● **Stated problem**
Bring together all lines of the material below that contain the string "color".

● **Entries provided**
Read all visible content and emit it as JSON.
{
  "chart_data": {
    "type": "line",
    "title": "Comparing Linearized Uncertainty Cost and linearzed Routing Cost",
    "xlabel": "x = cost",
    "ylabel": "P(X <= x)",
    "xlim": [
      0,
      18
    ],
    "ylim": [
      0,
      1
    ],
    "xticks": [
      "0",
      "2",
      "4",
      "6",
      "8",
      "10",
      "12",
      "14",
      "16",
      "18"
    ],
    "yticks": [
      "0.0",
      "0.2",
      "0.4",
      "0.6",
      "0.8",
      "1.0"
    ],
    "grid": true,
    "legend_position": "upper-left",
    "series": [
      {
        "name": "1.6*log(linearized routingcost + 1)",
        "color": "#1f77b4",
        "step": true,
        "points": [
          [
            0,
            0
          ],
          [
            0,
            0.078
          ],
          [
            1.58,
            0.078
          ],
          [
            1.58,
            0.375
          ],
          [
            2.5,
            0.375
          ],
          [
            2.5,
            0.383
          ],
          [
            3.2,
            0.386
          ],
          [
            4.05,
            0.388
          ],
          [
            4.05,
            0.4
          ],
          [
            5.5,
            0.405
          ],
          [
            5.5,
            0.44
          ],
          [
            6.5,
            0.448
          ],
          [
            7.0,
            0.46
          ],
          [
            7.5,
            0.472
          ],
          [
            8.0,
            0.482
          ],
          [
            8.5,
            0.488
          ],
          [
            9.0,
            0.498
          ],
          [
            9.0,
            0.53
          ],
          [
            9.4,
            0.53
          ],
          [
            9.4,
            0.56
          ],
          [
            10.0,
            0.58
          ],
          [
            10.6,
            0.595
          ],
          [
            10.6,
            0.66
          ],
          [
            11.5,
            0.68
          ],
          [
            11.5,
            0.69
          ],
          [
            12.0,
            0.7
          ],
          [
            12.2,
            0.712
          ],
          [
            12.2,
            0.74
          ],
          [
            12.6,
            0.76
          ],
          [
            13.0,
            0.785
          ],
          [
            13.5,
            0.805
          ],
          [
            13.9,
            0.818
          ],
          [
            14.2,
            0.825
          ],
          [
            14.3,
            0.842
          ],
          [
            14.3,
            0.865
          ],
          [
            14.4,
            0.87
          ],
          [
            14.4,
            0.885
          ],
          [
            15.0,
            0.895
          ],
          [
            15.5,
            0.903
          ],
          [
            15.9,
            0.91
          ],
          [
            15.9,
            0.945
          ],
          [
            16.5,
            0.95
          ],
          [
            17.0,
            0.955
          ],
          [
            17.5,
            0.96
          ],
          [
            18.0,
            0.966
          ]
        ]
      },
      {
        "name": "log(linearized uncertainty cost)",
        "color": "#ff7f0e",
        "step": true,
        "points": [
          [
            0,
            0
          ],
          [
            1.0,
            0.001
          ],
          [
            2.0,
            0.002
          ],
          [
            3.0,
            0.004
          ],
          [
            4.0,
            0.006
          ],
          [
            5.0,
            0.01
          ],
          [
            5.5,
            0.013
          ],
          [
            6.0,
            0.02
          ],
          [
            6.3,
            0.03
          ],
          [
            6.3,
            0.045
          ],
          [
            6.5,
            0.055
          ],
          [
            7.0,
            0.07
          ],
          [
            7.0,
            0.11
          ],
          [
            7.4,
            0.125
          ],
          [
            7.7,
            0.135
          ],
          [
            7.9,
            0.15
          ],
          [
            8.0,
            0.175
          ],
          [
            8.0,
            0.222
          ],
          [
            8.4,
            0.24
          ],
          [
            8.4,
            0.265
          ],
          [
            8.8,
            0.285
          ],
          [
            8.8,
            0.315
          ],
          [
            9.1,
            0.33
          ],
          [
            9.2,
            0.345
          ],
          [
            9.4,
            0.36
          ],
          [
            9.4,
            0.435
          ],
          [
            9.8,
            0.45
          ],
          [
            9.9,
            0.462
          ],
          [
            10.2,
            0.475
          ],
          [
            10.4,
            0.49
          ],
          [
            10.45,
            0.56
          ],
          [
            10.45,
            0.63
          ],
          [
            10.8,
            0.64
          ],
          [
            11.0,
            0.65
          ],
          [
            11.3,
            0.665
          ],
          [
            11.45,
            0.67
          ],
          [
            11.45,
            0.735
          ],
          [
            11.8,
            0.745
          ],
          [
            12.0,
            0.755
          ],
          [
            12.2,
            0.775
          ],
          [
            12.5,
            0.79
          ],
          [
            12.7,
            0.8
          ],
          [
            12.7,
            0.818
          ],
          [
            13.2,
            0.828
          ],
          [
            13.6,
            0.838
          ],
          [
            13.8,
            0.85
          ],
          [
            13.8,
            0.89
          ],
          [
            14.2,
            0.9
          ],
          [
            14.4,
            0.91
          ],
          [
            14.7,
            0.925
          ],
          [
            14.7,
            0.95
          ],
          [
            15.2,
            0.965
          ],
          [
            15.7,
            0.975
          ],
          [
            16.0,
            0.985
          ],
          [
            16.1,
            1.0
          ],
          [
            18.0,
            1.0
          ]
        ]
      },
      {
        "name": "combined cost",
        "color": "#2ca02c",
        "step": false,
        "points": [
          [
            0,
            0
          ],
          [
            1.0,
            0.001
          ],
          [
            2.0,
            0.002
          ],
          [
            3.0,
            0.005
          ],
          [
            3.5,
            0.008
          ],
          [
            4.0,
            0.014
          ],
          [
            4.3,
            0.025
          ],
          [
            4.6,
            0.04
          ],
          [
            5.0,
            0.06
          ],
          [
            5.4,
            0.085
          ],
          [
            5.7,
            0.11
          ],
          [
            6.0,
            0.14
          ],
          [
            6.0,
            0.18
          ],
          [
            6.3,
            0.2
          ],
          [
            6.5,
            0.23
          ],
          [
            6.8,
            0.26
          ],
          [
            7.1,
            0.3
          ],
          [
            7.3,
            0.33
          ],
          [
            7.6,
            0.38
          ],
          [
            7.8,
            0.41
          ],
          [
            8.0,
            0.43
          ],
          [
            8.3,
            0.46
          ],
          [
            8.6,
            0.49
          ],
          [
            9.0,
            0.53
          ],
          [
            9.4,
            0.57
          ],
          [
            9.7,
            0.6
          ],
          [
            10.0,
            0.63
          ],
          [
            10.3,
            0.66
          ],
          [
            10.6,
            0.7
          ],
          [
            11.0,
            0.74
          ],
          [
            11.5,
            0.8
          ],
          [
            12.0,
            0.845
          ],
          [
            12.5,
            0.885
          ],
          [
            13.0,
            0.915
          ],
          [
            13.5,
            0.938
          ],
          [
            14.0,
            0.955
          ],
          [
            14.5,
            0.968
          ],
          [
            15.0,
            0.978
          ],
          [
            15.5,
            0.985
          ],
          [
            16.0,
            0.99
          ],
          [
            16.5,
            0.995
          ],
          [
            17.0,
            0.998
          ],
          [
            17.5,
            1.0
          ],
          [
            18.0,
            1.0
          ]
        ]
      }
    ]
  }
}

● **Result of this exercise**
        "color": "#1f77b4",
        "color": "#ff7f0e",
        "color": "#2ca02c",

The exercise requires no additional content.